◆ Collection entries ◆
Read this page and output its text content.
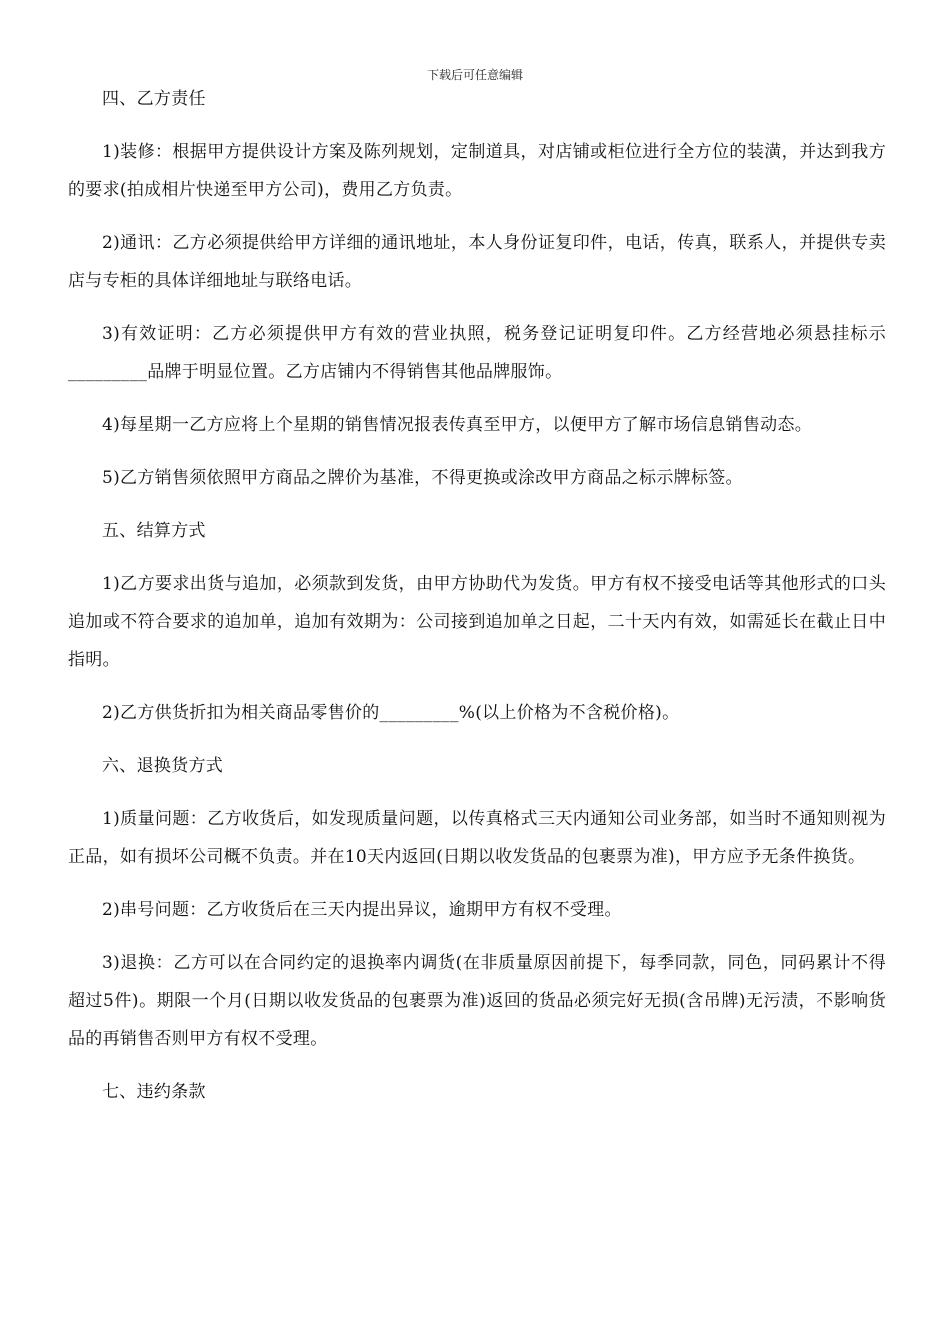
下载后可任意编辑
四、乙方责任

1)装修：根据甲方提供设计方案及陈列规划，定制道具，对店铺或柜位进行全方位的装潢，并达到我方的要求(拍成相片快递至甲方公司)，费用乙方负责。

2)通讯：乙方必须提供给甲方详细的通讯地址，本人身份证复印件，电话，传真，联系人，并提供专卖店与专柜的具体详细地址与联络电话。

3)有效证明：乙方必须提供甲方有效的营业执照，税务登记证明复印件。乙方经营地必须悬挂标示_________品牌于明显位置。乙方店铺内不得销售其他品牌服饰。

4)每星期一乙方应将上个星期的销售情况报表传真至甲方，以便甲方了解市场信息销售动态。

5)乙方销售须依照甲方商品之牌价为基准，不得更换或涂改甲方商品之标示牌标签。

五、结算方式

1)乙方要求出货与追加，必须款到发货，由甲方协助代为发货。甲方有权不接受电话等其他形式的口头追加或不符合要求的追加单，追加有效期为：公司接到追加单之日起，二十天内有效，如需延长在截止日中指明。

2)乙方供货折扣为相关商品零售价的_________%(以上价格为不含税价格)。

六、退换货方式

1)质量问题：乙方收货后，如发现质量问题，以传真格式三天内通知公司业务部，如当时不通知则视为正品，如有损坏公司概不负责。并在10天内返回(日期以收发货品的包裹票为准)，甲方应予无条件换货。

2)串号问题：乙方收货后在三天内提出异议，逾期甲方有权不受理。

3)退换：乙方可以在合同约定的退换率内调货(在非质量原因前提下，每季同款，同色，同码累计不得超过5件)。期限一个月(日期以收发货品的包裹票为准)返回的货品必须完好无损(含吊牌)无污渍，不影响货品的再销售否则甲方有权不受理。

七、违约条款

◆ Exercise details ◆
What is the number of lines in the data above that include the word "日期以收发货品的包裹票为准"? Answer with that number only.

◆ Written answer ◆
2